Extract, from the records beneath this instruction, each line that contains the word "Antigua".

···

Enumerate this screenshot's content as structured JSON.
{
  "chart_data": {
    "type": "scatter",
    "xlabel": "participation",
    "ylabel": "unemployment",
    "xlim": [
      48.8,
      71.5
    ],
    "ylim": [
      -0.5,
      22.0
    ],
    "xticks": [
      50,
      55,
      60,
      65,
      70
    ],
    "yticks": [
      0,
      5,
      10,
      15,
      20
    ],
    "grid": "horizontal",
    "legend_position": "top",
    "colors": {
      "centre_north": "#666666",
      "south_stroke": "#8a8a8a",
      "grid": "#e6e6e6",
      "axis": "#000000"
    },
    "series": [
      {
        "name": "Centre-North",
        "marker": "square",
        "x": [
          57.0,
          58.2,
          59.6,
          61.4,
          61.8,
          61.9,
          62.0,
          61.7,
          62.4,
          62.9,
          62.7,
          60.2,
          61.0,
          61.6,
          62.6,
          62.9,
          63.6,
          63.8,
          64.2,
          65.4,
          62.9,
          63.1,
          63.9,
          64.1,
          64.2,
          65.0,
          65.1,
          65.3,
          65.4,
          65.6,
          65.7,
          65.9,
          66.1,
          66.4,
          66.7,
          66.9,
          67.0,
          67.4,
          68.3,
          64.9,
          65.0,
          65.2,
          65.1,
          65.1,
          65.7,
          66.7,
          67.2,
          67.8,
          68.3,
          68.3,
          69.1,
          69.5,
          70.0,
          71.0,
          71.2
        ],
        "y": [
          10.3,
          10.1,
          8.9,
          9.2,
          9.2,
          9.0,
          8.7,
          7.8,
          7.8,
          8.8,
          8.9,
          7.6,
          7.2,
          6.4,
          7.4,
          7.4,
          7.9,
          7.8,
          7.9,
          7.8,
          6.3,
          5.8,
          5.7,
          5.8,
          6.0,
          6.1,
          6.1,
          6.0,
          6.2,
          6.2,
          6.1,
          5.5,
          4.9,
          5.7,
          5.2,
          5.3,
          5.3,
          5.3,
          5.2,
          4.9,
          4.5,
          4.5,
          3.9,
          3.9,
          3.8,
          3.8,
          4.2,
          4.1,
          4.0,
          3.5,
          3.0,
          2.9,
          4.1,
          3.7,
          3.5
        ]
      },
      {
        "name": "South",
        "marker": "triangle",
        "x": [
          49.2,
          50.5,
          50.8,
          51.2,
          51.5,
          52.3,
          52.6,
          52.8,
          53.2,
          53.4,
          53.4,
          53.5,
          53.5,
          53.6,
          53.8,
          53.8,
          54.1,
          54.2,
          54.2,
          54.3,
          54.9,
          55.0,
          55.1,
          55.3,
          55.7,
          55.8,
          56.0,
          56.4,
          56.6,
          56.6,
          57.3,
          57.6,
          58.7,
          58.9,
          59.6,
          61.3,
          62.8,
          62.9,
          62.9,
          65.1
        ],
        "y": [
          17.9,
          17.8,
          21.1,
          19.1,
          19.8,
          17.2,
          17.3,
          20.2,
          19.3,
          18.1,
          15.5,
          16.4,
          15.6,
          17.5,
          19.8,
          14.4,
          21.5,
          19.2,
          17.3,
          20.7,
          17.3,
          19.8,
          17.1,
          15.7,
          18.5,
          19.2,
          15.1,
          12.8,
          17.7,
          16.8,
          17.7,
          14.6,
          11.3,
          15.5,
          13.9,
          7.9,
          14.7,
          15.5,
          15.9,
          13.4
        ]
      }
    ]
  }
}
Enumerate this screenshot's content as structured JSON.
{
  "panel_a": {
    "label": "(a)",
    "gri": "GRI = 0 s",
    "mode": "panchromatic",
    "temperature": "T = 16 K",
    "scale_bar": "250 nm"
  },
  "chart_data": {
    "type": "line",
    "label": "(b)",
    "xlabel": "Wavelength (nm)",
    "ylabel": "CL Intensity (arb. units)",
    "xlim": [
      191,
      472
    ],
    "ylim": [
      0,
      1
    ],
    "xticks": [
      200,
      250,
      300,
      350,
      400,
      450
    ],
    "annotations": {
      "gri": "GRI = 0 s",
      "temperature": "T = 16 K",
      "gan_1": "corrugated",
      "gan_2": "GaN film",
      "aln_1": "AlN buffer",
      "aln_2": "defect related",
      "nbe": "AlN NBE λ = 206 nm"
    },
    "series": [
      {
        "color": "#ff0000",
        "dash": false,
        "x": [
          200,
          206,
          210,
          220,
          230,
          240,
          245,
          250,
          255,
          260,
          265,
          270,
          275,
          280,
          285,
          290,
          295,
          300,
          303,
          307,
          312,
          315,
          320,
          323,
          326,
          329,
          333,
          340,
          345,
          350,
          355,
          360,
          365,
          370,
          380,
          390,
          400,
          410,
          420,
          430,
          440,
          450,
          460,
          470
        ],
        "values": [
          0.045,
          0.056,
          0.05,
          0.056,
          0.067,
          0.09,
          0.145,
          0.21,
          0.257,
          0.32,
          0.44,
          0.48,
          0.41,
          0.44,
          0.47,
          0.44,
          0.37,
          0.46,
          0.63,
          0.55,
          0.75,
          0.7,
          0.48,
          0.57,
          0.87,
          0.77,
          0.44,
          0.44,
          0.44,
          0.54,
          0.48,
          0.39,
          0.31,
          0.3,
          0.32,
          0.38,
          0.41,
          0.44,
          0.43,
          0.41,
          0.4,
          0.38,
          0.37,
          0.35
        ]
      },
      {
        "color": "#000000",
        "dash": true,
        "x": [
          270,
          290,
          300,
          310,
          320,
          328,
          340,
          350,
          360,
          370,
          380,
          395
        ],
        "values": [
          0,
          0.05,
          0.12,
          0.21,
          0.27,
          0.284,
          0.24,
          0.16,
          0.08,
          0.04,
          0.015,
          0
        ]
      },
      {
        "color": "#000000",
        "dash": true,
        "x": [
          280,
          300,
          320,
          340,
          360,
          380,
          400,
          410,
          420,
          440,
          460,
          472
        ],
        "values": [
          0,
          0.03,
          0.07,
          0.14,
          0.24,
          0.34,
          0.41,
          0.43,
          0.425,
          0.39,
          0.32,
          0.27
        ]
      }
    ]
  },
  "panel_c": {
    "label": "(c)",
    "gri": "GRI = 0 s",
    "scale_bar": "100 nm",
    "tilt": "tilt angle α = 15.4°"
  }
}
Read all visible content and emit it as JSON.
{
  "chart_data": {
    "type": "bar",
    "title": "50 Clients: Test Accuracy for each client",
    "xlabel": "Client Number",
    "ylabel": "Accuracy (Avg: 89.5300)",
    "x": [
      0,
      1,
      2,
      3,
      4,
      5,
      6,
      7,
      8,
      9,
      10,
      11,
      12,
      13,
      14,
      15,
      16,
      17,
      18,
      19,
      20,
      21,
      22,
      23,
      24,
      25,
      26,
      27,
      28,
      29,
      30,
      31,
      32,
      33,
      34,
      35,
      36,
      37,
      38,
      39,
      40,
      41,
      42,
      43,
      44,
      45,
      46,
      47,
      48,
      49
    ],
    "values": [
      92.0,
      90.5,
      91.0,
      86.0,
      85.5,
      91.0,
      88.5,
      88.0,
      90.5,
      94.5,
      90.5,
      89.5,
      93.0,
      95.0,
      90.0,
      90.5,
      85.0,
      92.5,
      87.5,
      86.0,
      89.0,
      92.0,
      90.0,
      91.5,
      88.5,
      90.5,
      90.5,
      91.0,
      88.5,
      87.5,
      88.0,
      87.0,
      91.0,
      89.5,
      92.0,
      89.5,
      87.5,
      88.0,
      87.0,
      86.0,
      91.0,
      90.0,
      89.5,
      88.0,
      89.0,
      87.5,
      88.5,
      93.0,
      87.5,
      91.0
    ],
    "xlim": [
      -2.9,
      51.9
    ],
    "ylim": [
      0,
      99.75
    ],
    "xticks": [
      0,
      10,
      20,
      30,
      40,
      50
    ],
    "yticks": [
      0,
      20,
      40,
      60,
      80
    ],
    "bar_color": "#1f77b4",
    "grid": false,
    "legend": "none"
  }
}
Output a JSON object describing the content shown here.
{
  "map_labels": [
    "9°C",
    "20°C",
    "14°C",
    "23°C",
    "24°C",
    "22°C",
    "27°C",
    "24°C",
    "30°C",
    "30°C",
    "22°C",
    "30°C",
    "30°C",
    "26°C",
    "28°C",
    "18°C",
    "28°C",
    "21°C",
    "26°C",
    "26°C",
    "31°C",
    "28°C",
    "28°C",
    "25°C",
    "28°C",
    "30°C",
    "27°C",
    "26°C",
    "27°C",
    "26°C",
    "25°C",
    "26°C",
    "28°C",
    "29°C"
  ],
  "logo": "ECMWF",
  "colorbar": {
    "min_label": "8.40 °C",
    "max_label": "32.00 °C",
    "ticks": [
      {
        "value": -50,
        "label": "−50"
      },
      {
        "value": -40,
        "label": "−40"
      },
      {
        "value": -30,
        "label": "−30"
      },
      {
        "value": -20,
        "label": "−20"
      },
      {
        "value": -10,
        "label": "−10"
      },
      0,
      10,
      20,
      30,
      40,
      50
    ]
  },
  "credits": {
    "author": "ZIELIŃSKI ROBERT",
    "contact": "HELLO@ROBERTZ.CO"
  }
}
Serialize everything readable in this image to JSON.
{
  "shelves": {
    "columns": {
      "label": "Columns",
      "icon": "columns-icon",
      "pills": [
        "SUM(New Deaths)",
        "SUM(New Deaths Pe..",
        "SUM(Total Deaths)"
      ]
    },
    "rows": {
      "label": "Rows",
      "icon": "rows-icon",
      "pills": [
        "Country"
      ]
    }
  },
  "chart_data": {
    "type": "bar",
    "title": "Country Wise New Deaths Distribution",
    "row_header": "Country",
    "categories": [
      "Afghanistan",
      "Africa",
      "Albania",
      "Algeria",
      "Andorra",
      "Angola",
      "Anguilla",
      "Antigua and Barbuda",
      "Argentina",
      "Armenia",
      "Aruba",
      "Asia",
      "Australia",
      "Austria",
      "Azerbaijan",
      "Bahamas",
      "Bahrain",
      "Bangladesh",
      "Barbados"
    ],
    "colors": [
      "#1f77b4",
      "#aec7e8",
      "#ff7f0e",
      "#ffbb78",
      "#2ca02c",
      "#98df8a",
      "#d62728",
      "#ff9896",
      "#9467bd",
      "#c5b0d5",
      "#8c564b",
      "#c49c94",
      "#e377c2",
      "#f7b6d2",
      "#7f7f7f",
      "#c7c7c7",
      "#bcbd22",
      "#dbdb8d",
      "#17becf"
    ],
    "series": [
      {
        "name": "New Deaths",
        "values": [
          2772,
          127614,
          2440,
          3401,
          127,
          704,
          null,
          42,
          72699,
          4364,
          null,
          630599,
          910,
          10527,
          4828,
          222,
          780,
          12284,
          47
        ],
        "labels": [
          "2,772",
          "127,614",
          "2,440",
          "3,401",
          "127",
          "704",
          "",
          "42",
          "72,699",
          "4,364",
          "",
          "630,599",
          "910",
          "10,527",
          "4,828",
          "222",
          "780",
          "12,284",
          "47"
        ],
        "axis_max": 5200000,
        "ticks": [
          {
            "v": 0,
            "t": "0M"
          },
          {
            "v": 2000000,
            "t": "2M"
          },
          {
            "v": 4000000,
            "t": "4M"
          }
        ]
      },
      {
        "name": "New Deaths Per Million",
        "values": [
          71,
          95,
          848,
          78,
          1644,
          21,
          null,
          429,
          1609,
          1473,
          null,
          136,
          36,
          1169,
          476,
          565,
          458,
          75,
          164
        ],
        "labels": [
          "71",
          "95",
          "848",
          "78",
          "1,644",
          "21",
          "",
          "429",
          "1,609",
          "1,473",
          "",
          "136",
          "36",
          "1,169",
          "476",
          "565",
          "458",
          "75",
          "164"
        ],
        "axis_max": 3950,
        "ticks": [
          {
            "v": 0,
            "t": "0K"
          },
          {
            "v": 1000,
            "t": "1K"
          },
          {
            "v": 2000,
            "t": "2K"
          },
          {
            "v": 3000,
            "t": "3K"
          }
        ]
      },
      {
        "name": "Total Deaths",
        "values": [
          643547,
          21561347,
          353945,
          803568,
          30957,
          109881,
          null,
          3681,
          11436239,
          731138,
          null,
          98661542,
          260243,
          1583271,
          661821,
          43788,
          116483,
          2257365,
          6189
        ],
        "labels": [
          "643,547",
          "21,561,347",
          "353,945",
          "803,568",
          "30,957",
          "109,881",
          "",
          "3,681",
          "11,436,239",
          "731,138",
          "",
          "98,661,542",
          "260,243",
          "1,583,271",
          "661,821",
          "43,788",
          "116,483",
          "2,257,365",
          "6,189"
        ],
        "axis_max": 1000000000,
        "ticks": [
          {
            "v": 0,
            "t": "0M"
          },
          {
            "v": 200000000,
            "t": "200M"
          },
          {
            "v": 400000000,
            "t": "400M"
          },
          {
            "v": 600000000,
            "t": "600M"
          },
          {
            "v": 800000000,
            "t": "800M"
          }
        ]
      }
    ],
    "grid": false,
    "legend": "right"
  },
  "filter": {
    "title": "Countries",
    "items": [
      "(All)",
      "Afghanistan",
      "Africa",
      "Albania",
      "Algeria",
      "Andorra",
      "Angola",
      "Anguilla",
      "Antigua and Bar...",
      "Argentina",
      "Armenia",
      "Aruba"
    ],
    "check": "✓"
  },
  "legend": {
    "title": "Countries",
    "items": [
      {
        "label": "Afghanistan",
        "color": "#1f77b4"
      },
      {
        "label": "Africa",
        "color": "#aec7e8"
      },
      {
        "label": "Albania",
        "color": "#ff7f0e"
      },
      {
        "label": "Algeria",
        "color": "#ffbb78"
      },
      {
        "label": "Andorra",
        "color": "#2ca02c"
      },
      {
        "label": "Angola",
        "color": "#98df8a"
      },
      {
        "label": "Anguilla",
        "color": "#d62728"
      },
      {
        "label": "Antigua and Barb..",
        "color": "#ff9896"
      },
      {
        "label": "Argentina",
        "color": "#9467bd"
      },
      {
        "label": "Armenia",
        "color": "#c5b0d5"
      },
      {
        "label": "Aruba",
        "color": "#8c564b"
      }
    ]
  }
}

···

## Exercise output
      "Antigua and Barbuda",
      "Antigua and Bar...",
        "label": "Antigua and Barb..",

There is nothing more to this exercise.